[Start Data for this task]

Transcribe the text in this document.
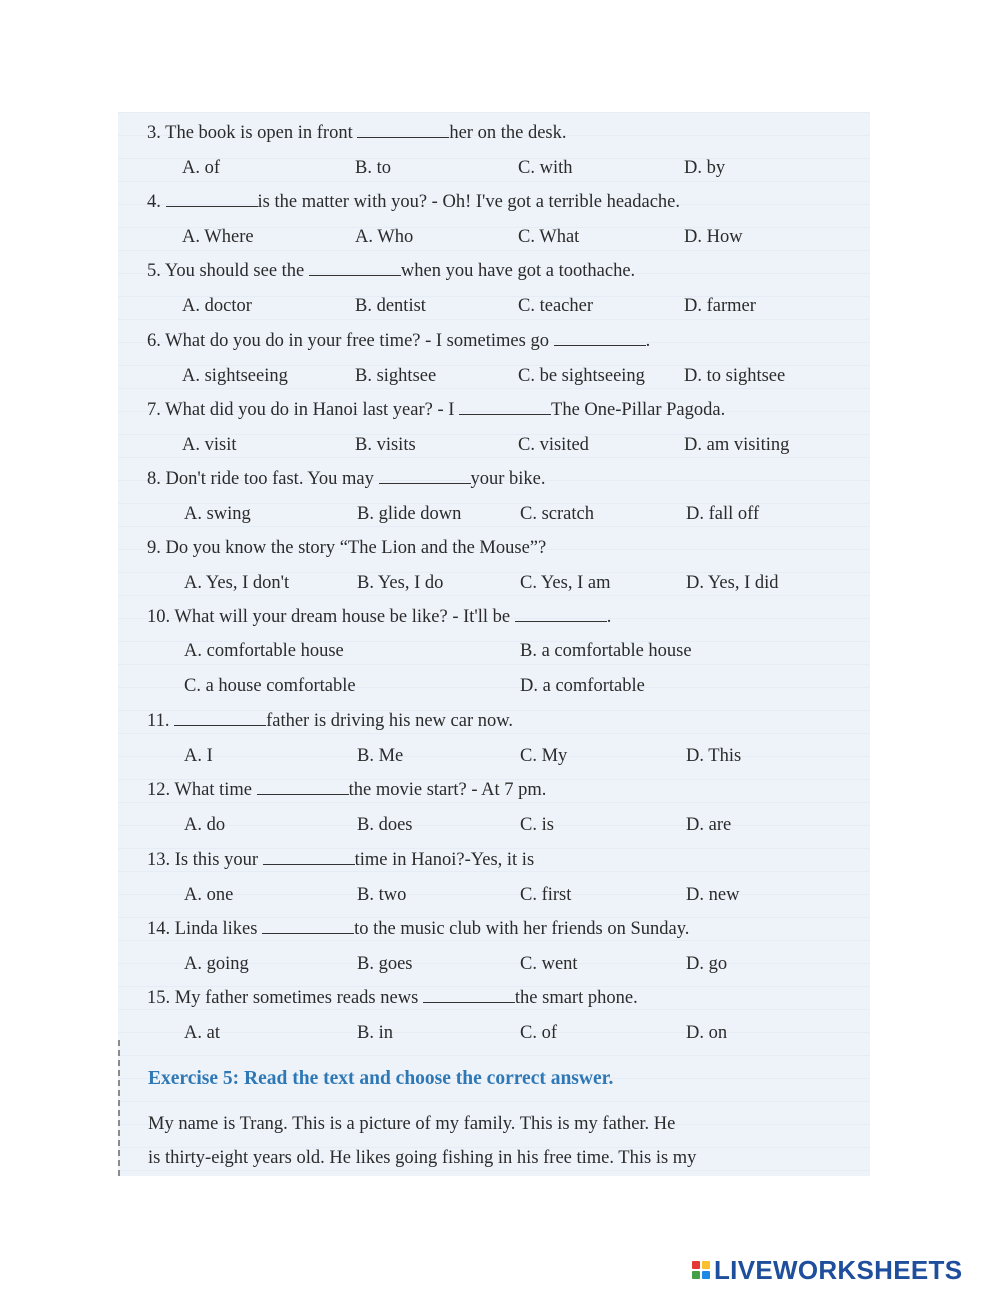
3. The book is open in front	her on the desk.
A. of	B. to	C. with	D. by
4.	is the matter with you? - Oh! I've got a terrible headache.
A. Where	A. Who	C. What	D. How
5. You should see the	when you have got a toothache.
A. doctor	B. dentist	C. teacher	D. farmer
6. What do you do in your free time? - I sometimes go	.
A. sightseeing	B. sightsee	C. be sightseeing D. to sightsee
7. What did you do in Hanoi last year? - I	The One-Pillar Pagoda.
A. visit	B. visits	C. visited	D. am visiting
8. Don't ride too fast. You may	your bike.
A. swing	B. glide down	C. scratch	D. fall off
9. Do you know the story “The Lion and the Mouse”?
A. Yes, I don't	B. Yes, I do	C. Yes, I am	D. Yes, I did
10. What will your dream house be like? - It'll be	.
A. comfortable house	B. a comfortable house
C. a house comfortable	D. a comfortable
11.	father is driving his new car now.
A. I	B. Me	C. My	D. This
12. What time	the movie start? - At 7 pm.
A. do	B. does	C. is	D. are
13. Is this your	time in Hanoi?-Yes, it is
A. one	B. two	C. first	D. new
14. Linda likes	to the music club with her friends on Sunday.
A. going	B. goes	C. went	D. go
15. My father sometimes reads news	the smart phone.
A. at	B. in	C. of	D. on
Exercise 5: Read the text and choose the correct answer.
My name is Trang. This is a picture of my family. This is my father. He
is thirty-eight years old. He likes going fishing in his free time. This is my
LIVEWORKSHEETS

[End Data for this task]

### What you will do
An exact transcription of all the entries is required, without the pictures.

### Reply to the exercise
Transcribe the text in this document.
3. The book is open in front	her on the desk.
A. of	B. to	C. with	D. by
4.	is the matter with you? - Oh! I've got a terrible headache.
A. Where	A. Who	C. What	D. How
5. You should see the	when you have got a toothache.
A. doctor	B. dentist	C. teacher	D. farmer
6. What do you do in your free time? - I sometimes go	.
A. sightseeing	B. sightsee	C. be sightseeing D. to sightsee
7. What did you do in Hanoi last year? - I	The One-Pillar Pagoda.
A. visit	B. visits	C. visited	D. am visiting
8. Don't ride too fast. You may	your bike.
A. swing	B. glide down	C. scratch	D. fall off
9. Do you know the story “The Lion and the Mouse”?
A. Yes, I don't	B. Yes, I do	C. Yes, I am	D. Yes, I did
10. What will your dream house be like? - It'll be	.
A. comfortable house	B. a comfortable house
C. a house comfortable	D. a comfortable
11.	father is driving his new car now.
A. I	B. Me	C. My	D. This
12. What time	the movie start? - At 7 pm.
A. do	B. does	C. is	D. are
13. Is this your	time in Hanoi?-Yes, it is
A. one	B. two	C. first	D. new
14. Linda likes	to the music club with her friends on Sunday.
A. going	B. goes	C. went	D. go
15. My father sometimes reads news	the smart phone.
A. at	B. in	C. of	D. on
Exercise 5: Read the text and choose the correct answer.
My name is Trang. This is a picture of my family. This is my father. He
is thirty-eight years old. He likes going fishing in his free time. This is my
LIVEWORKSHEETS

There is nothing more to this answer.